• TASK REQUIREMENTS: Count every line that has the word "name". Give the number, without anything more.

Stored items from a collection:
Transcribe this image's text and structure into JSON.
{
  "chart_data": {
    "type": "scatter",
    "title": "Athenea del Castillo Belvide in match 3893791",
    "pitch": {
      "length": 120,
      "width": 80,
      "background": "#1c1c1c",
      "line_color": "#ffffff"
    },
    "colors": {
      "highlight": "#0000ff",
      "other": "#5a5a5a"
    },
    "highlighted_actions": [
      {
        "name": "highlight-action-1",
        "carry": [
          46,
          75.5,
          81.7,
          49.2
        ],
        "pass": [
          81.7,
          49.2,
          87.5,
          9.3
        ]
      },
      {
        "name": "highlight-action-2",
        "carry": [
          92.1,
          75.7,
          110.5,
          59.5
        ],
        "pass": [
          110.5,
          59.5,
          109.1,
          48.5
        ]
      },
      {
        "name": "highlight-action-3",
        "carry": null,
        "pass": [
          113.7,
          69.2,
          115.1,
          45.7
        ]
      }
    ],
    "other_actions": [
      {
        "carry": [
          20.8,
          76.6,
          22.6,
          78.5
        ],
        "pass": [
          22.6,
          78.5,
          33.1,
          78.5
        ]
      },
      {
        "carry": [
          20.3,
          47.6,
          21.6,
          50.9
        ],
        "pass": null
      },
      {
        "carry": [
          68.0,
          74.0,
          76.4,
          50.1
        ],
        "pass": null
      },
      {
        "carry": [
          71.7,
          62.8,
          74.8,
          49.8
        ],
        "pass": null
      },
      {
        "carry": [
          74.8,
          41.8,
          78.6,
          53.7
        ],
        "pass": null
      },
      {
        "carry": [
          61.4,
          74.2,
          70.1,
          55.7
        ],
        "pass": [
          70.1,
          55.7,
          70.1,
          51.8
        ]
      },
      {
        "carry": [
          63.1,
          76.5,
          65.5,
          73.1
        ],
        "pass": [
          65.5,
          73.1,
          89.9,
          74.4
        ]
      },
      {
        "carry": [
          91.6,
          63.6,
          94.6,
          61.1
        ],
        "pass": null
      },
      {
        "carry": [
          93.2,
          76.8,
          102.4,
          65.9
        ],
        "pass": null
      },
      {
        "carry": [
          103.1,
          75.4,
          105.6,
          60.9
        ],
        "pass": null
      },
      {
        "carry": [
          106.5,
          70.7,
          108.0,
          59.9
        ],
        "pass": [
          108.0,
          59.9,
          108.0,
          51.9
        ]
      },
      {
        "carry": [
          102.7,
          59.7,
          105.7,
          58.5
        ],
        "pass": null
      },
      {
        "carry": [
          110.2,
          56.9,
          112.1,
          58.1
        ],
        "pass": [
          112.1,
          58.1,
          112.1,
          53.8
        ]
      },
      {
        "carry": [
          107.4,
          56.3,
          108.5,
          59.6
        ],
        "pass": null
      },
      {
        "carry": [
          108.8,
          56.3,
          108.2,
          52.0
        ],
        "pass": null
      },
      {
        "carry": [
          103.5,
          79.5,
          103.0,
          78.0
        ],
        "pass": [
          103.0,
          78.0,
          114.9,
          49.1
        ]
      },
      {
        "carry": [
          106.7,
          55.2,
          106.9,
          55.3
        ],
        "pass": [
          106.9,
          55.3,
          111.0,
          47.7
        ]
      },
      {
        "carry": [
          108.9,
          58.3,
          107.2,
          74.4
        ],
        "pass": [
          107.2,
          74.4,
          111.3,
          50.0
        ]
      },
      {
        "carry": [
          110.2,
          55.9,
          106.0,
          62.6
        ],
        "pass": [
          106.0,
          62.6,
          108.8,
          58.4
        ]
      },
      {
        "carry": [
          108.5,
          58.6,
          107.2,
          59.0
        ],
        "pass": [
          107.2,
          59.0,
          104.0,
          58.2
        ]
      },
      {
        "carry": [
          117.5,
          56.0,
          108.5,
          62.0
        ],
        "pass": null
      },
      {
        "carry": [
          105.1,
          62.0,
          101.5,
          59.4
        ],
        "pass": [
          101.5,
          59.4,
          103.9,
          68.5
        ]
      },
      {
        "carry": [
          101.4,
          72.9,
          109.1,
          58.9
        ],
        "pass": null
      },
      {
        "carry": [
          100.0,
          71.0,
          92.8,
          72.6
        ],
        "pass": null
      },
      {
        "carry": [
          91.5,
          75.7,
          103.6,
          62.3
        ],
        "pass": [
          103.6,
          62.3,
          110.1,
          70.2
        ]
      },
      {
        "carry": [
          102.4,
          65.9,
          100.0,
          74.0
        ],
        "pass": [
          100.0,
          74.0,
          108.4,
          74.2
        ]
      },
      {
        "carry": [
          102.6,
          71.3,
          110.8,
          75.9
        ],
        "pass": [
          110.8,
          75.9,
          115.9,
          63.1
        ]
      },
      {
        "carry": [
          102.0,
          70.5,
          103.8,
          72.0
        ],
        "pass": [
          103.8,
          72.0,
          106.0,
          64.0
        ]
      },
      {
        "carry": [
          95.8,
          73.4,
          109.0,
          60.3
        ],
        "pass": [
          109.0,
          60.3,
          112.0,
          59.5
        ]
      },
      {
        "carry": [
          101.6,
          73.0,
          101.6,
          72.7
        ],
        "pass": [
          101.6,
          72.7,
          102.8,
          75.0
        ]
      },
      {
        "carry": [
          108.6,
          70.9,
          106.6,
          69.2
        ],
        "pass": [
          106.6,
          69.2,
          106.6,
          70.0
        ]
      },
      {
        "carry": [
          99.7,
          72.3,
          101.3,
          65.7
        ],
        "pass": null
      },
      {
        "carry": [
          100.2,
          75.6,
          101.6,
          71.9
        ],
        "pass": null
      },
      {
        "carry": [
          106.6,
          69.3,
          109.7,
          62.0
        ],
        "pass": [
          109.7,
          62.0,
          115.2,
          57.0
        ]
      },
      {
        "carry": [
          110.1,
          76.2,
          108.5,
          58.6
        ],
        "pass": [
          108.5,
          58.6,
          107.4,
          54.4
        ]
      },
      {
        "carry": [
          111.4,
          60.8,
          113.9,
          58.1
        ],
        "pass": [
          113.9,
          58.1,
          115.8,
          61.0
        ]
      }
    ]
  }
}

• SOLUTION: 3